Scan the data beneath this task and copy each line that includes "противопожарные".
━━━━━ EXERCISE DATA ━━━━━
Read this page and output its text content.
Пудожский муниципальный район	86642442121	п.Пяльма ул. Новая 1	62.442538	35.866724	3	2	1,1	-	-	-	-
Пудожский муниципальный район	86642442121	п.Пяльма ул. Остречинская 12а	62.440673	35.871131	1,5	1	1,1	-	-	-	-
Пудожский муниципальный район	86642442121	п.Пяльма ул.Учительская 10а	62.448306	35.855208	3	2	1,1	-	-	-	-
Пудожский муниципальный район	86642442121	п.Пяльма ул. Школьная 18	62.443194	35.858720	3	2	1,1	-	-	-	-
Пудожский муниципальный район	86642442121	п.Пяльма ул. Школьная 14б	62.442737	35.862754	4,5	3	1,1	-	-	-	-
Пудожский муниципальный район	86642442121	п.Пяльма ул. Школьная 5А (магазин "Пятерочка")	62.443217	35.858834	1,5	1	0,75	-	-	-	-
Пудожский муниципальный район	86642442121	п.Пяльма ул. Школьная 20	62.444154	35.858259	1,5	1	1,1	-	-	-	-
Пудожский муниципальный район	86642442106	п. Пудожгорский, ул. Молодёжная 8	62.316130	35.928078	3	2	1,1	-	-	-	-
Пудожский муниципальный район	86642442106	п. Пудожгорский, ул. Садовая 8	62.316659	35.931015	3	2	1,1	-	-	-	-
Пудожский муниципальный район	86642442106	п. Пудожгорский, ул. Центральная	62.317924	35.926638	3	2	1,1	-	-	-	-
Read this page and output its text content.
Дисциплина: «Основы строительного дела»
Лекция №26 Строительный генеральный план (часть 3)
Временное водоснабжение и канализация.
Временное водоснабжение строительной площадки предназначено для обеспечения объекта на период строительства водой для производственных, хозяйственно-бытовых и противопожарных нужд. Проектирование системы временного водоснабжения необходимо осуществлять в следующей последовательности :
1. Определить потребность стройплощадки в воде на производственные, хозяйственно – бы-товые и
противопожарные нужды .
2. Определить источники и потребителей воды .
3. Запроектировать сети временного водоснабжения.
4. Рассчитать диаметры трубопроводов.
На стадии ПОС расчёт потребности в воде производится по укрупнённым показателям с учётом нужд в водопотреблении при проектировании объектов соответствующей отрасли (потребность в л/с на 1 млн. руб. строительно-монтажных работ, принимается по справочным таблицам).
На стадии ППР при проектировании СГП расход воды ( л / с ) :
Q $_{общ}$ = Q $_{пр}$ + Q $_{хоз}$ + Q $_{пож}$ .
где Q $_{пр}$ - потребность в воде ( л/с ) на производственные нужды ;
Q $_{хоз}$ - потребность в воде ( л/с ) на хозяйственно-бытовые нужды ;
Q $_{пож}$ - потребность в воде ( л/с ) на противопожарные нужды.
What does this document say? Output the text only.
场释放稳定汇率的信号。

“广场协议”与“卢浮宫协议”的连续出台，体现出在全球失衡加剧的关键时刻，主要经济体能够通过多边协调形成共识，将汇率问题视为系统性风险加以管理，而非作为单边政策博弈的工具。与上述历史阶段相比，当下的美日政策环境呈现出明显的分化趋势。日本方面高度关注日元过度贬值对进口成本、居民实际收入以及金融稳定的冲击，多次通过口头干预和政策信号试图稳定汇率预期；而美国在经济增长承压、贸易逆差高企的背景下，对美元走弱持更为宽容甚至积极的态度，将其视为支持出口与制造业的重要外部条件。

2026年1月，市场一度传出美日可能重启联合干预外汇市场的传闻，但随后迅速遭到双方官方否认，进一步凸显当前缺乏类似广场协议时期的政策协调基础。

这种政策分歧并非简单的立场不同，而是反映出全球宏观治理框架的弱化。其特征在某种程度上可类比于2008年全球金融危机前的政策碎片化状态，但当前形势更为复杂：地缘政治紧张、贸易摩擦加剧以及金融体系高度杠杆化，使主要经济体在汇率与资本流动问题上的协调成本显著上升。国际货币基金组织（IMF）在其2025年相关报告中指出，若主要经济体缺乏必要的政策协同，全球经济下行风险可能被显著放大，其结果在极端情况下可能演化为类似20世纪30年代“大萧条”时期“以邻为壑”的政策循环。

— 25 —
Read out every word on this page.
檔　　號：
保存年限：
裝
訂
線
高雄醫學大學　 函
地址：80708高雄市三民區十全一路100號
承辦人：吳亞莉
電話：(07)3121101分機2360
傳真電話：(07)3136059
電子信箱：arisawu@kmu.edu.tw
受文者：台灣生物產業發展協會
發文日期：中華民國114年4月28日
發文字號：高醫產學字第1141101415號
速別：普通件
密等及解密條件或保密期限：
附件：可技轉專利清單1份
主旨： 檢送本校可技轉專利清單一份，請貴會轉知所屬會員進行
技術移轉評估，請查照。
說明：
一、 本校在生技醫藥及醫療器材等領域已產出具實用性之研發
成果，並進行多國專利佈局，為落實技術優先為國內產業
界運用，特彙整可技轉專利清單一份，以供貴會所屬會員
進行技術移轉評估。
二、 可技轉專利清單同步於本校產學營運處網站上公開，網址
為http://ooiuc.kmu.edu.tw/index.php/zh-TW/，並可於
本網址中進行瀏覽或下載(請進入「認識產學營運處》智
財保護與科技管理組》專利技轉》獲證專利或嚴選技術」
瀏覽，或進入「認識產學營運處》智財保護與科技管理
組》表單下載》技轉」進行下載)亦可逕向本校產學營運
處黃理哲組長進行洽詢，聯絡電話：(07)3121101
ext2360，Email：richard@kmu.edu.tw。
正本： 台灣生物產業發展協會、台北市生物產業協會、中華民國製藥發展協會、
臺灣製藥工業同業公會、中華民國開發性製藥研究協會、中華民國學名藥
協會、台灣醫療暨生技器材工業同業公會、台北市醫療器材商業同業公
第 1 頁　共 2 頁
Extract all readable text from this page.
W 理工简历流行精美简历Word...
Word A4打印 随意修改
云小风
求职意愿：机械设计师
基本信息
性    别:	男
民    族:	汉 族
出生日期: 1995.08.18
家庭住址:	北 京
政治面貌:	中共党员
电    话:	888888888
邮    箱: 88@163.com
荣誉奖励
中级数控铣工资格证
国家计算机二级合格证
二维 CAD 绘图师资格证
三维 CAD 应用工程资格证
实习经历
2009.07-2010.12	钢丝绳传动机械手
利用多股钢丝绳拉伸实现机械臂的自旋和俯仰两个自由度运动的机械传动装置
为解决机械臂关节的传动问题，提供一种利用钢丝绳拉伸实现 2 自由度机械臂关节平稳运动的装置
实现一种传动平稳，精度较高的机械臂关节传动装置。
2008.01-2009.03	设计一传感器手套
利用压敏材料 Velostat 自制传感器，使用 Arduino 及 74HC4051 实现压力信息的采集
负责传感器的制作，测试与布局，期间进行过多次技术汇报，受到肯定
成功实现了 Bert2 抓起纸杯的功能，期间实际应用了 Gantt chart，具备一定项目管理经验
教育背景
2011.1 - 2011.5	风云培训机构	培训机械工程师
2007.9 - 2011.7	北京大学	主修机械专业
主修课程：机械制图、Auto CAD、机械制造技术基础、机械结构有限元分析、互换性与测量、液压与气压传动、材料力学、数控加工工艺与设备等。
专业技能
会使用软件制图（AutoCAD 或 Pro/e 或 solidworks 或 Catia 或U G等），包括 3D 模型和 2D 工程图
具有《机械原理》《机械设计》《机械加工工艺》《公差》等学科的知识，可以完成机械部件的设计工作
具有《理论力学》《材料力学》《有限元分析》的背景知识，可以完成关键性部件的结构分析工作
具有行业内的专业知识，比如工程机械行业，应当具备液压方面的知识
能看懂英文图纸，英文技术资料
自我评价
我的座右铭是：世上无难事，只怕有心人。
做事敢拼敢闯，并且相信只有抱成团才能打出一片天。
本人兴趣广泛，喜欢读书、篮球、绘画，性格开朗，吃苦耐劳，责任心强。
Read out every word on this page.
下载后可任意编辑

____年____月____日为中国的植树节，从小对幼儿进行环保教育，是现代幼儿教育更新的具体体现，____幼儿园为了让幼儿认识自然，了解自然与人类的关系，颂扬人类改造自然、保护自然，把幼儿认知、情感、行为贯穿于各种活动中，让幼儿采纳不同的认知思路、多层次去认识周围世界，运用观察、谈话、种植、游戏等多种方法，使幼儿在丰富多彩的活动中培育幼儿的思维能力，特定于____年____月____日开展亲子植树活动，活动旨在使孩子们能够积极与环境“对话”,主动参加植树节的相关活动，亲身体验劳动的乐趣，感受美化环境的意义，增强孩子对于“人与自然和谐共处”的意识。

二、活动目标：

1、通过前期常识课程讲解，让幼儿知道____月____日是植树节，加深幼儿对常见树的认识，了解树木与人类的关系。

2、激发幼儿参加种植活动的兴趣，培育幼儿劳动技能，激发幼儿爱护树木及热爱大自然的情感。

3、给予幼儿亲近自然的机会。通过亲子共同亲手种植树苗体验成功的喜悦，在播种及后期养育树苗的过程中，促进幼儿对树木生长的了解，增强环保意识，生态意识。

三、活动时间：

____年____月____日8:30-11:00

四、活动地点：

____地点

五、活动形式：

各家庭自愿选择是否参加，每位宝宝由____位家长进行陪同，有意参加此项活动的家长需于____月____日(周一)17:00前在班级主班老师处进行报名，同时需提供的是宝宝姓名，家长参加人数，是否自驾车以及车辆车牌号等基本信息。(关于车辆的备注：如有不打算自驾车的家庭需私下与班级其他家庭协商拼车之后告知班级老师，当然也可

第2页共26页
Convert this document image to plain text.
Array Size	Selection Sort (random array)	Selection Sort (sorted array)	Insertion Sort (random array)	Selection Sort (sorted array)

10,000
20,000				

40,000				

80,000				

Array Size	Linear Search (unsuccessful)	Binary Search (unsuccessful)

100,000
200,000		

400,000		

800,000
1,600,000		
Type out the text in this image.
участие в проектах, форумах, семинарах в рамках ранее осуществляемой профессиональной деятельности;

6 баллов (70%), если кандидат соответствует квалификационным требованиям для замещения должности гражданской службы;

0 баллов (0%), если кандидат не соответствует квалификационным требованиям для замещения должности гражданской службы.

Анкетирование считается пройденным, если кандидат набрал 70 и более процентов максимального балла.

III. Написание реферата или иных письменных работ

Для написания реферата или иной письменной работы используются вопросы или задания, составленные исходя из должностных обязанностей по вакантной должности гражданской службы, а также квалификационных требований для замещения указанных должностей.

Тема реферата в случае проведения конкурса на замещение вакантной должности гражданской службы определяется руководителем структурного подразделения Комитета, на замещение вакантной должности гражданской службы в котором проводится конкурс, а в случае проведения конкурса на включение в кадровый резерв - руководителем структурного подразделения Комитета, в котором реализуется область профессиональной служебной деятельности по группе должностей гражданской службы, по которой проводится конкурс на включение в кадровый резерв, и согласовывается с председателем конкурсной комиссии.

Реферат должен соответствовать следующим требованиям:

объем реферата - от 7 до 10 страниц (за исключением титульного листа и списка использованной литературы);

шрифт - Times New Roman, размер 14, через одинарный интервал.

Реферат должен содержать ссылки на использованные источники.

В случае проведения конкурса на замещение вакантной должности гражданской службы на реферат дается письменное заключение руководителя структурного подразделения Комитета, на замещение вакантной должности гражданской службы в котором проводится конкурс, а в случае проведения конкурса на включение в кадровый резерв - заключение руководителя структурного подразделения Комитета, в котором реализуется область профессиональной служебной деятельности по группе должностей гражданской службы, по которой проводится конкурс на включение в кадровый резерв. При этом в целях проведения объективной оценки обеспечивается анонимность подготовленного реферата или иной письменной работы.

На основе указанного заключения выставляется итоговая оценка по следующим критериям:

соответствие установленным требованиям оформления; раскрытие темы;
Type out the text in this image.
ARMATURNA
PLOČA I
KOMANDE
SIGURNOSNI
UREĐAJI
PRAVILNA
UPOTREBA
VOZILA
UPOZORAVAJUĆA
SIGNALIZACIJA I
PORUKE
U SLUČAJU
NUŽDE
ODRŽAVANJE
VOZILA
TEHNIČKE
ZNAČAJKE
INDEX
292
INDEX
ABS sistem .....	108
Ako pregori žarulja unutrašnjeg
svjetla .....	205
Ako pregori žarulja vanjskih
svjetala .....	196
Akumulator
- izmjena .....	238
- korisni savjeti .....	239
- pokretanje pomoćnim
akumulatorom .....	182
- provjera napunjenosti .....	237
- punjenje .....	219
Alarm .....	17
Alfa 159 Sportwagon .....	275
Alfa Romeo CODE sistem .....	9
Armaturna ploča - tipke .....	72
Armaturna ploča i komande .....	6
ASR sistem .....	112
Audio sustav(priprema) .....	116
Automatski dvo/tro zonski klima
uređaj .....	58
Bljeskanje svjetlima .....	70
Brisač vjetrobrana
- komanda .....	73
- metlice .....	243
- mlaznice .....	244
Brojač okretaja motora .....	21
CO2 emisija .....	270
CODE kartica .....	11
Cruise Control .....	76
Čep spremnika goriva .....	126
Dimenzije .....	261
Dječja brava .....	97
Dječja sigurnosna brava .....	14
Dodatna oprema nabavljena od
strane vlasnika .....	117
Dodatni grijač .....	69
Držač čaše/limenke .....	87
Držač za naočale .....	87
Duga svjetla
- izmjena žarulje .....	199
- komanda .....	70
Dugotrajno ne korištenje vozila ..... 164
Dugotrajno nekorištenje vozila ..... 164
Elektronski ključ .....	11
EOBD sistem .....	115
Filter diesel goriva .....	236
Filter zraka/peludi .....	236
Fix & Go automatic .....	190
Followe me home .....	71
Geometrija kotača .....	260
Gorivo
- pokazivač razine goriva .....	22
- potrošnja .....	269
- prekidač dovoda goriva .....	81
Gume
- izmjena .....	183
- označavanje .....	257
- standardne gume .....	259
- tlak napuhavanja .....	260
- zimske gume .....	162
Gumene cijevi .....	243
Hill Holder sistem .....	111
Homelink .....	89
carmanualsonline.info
━━━━━
▶ **CORRECT OUTPUT**
противопожарные нужды .
Q $_{пож}$ - потребность в воде ( л/с ) на противопожарные нужды.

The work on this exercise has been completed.